==== DATA SHOWN

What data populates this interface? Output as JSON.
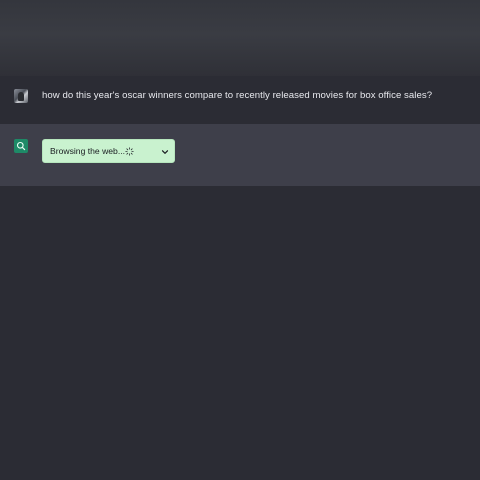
{
  "conversation": {
    "user_message": {
      "text": "how do this year's oscar winners compare to recently released movies for box office sales?",
      "avatar_icon": "user-avatar-photo"
    },
    "assistant_message": {
      "avatar_icon": "search-icon",
      "status_pill": {
        "label": "Browsing the web...",
        "spinner_icon": "loading-spinner-icon",
        "toggle_icon": "chevron-down-icon"
      }
    }
  },
  "colors": {
    "background": "#2b2c34",
    "assistant_row": "#3e3f4a",
    "assistant_avatar": "#1e8a67",
    "status_pill": "#c9f2cf",
    "user_text": "#e8e9ee"
  }
}
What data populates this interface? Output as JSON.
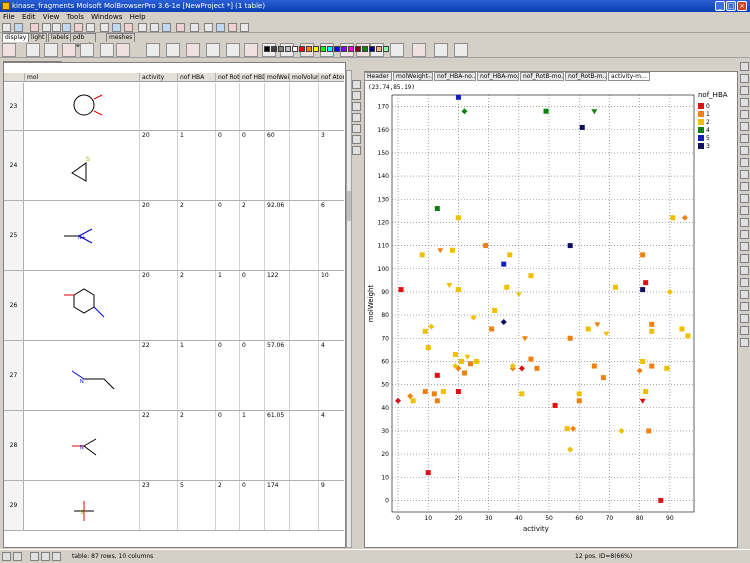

========

DIRECTIVE: Transcribe every line from the records above without alteration, and leave out the images.

EXERCISE ANSWER:
What data populates this interface? Output as JSON.
{
  "conversation": {
    "user_message": {
      "text": "how do this year's oscar winners compare to recently released movies for box office sales?",
      "avatar_icon": "user-avatar-photo"
    },
    "assistant_message": {
      "avatar_icon": "search-icon",
      "status_pill": {
        "label": "Browsing the web...",
        "spinner_icon": "loading-spinner-icon",
        "toggle_icon": "chevron-down-icon"
      }
    }
  },
  "colors": {
    "background": "#2b2c34",
    "assistant_row": "#3e3f4a",
    "assistant_avatar": "#1e8a67",
    "status_pill": "#c9f2cf",
    "user_text": "#e8e9ee"
  }
}
What data populates this interface? Output as JSON.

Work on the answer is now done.